## What is required
Each entry that follows must be output without any deviation.

## Records from a collection
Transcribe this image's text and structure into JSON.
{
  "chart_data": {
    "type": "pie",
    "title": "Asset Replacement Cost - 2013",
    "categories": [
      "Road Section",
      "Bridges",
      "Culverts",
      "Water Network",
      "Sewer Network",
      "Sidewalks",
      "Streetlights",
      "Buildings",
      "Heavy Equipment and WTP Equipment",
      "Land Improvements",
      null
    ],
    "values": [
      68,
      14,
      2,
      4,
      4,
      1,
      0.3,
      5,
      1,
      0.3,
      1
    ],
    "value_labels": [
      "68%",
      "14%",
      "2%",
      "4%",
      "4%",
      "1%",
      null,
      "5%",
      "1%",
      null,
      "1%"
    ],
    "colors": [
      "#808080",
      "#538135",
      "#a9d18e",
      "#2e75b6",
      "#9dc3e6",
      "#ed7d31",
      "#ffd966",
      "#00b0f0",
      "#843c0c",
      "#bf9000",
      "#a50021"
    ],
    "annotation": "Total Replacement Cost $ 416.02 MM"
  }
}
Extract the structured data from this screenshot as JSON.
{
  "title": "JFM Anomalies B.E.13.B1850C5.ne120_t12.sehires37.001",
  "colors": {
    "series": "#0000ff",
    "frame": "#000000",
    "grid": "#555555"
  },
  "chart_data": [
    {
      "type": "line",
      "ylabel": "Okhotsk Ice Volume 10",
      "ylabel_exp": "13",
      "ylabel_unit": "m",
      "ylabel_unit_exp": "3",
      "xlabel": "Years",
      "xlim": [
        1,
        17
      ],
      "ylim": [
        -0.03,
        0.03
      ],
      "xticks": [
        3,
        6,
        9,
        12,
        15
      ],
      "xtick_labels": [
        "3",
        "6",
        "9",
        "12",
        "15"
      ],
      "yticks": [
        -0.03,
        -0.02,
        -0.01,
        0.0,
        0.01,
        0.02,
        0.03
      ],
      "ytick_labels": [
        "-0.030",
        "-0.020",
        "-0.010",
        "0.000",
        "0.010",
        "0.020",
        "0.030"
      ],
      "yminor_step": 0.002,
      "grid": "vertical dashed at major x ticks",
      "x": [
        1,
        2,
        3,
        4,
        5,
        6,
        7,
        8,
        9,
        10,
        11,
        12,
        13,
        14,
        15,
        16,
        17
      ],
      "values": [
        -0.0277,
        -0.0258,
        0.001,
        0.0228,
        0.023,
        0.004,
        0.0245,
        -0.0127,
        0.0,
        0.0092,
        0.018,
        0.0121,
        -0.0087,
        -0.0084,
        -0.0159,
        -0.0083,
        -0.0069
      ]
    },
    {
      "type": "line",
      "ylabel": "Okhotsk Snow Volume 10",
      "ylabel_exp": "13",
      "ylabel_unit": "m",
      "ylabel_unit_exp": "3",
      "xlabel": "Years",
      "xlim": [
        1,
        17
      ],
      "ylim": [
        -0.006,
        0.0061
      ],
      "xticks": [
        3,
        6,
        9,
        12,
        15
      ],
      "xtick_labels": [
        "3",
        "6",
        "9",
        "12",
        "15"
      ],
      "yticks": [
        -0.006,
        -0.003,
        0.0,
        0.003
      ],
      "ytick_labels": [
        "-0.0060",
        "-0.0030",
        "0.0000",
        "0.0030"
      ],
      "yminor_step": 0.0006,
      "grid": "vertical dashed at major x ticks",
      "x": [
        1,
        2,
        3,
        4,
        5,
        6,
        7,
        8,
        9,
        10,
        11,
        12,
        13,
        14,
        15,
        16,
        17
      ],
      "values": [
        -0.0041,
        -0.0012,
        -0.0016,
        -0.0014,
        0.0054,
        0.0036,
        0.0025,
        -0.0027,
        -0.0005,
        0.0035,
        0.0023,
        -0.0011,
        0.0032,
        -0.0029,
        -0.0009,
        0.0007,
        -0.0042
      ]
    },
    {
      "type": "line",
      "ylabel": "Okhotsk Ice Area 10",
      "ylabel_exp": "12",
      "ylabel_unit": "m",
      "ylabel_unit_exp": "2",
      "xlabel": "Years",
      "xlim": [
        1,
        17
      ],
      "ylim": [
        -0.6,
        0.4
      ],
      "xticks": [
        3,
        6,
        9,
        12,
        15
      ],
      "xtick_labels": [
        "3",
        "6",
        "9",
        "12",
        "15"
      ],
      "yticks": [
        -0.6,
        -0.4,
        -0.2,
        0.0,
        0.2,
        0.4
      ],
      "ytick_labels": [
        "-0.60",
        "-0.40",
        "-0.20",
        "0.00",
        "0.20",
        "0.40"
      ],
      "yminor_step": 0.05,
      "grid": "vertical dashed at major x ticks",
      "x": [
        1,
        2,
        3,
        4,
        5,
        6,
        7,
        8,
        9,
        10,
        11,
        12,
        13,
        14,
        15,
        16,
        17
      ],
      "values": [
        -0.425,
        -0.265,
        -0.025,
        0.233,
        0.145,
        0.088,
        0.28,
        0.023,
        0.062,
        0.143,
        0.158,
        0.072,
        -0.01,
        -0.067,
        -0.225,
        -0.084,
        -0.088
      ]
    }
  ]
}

## Answer below
Transcribe this image's text and structure into JSON.
{
  "chart_data": {
    "type": "pie",
    "title": "Asset Replacement Cost - 2013",
    "categories": [
      "Road Section",
      "Bridges",
      "Culverts",
      "Water Network",
      "Sewer Network",
      "Sidewalks",
      "Streetlights",
      "Buildings",
      "Heavy Equipment and WTP Equipment",
      "Land Improvements",
      null
    ],
    "values": [
      68,
      14,
      2,
      4,
      4,
      1,
      0.3,
      5,
      1,
      0.3,
      1
    ],
    "value_labels": [
      "68%",
      "14%",
      "2%",
      "4%",
      "4%",
      "1%",
      null,
      "5%",
      "1%",
      null,
      "1%"
    ],
    "colors": [
      "#808080",
      "#538135",
      "#a9d18e",
      "#2e75b6",
      "#9dc3e6",
      "#ed7d31",
      "#ffd966",
      "#00b0f0",
      "#843c0c",
      "#bf9000",
      "#a50021"
    ],
    "annotation": "Total Replacement Cost $ 416.02 MM"
  }
}
Extract the structured data from this screenshot as JSON.
{
  "title": "JFM Anomalies B.E.13.B1850C5.ne120_t12.sehires37.001",
  "colors": {
    "series": "#0000ff",
    "frame": "#000000",
    "grid": "#555555"
  },
  "chart_data": [
    {
      "type": "line",
      "ylabel": "Okhotsk Ice Volume 10",
      "ylabel_exp": "13",
      "ylabel_unit": "m",
      "ylabel_unit_exp": "3",
      "xlabel": "Years",
      "xlim": [
        1,
        17
      ],
      "ylim": [
        -0.03,
        0.03
      ],
      "xticks": [
        3,
        6,
        9,
        12,
        15
      ],
      "xtick_labels": [
        "3",
        "6",
        "9",
        "12",
        "15"
      ],
      "yticks": [
        -0.03,
        -0.02,
        -0.01,
        0.0,
        0.01,
        0.02,
        0.03
      ],
      "ytick_labels": [
        "-0.030",
        "-0.020",
        "-0.010",
        "0.000",
        "0.010",
        "0.020",
        "0.030"
      ],
      "yminor_step": 0.002,
      "grid": "vertical dashed at major x ticks",
      "x": [
        1,
        2,
        3,
        4,
        5,
        6,
        7,
        8,
        9,
        10,
        11,
        12,
        13,
        14,
        15,
        16,
        17
      ],
      "values": [
        -0.0277,
        -0.0258,
        0.001,
        0.0228,
        0.023,
        0.004,
        0.0245,
        -0.0127,
        0.0,
        0.0092,
        0.018,
        0.0121,
        -0.0087,
        -0.0084,
        -0.0159,
        -0.0083,
        -0.0069
      ]
    },
    {
      "type": "line",
      "ylabel": "Okhotsk Snow Volume 10",
      "ylabel_exp": "13",
      "ylabel_unit": "m",
      "ylabel_unit_exp": "3",
      "xlabel": "Years",
      "xlim": [
        1,
        17
      ],
      "ylim": [
        -0.006,
        0.0061
      ],
      "xticks": [
        3,
        6,
        9,
        12,
        15
      ],
      "xtick_labels": [
        "3",
        "6",
        "9",
        "12",
        "15"
      ],
      "yticks": [
        -0.006,
        -0.003,
        0.0,
        0.003
      ],
      "ytick_labels": [
        "-0.0060",
        "-0.0030",
        "0.0000",
        "0.0030"
      ],
      "yminor_step": 0.0006,
      "grid": "vertical dashed at major x ticks",
      "x": [
        1,
        2,
        3,
        4,
        5,
        6,
        7,
        8,
        9,
        10,
        11,
        12,
        13,
        14,
        15,
        16,
        17
      ],
      "values": [
        -0.0041,
        -0.0012,
        -0.0016,
        -0.0014,
        0.0054,
        0.0036,
        0.0025,
        -0.0027,
        -0.0005,
        0.0035,
        0.0023,
        -0.0011,
        0.0032,
        -0.0029,
        -0.0009,
        0.0007,
        -0.0042
      ]
    },
    {
      "type": "line",
      "ylabel": "Okhotsk Ice Area 10",
      "ylabel_exp": "12",
      "ylabel_unit": "m",
      "ylabel_unit_exp": "2",
      "xlabel": "Years",
      "xlim": [
        1,
        17
      ],
      "ylim": [
        -0.6,
        0.4
      ],
      "xticks": [
        3,
        6,
        9,
        12,
        15
      ],
      "xtick_labels": [
        "3",
        "6",
        "9",
        "12",
        "15"
      ],
      "yticks": [
        -0.6,
        -0.4,
        -0.2,
        0.0,
        0.2,
        0.4
      ],
      "ytick_labels": [
        "-0.60",
        "-0.40",
        "-0.20",
        "0.00",
        "0.20",
        "0.40"
      ],
      "yminor_step": 0.05,
      "grid": "vertical dashed at major x ticks",
      "x": [
        1,
        2,
        3,
        4,
        5,
        6,
        7,
        8,
        9,
        10,
        11,
        12,
        13,
        14,
        15,
        16,
        17
      ],
      "values": [
        -0.425,
        -0.265,
        -0.025,
        0.233,
        0.145,
        0.088,
        0.28,
        0.023,
        0.062,
        0.143,
        0.158,
        0.072,
        -0.01,
        -0.067,
        -0.225,
        -0.084,
        -0.088
      ]
    }
  ]
}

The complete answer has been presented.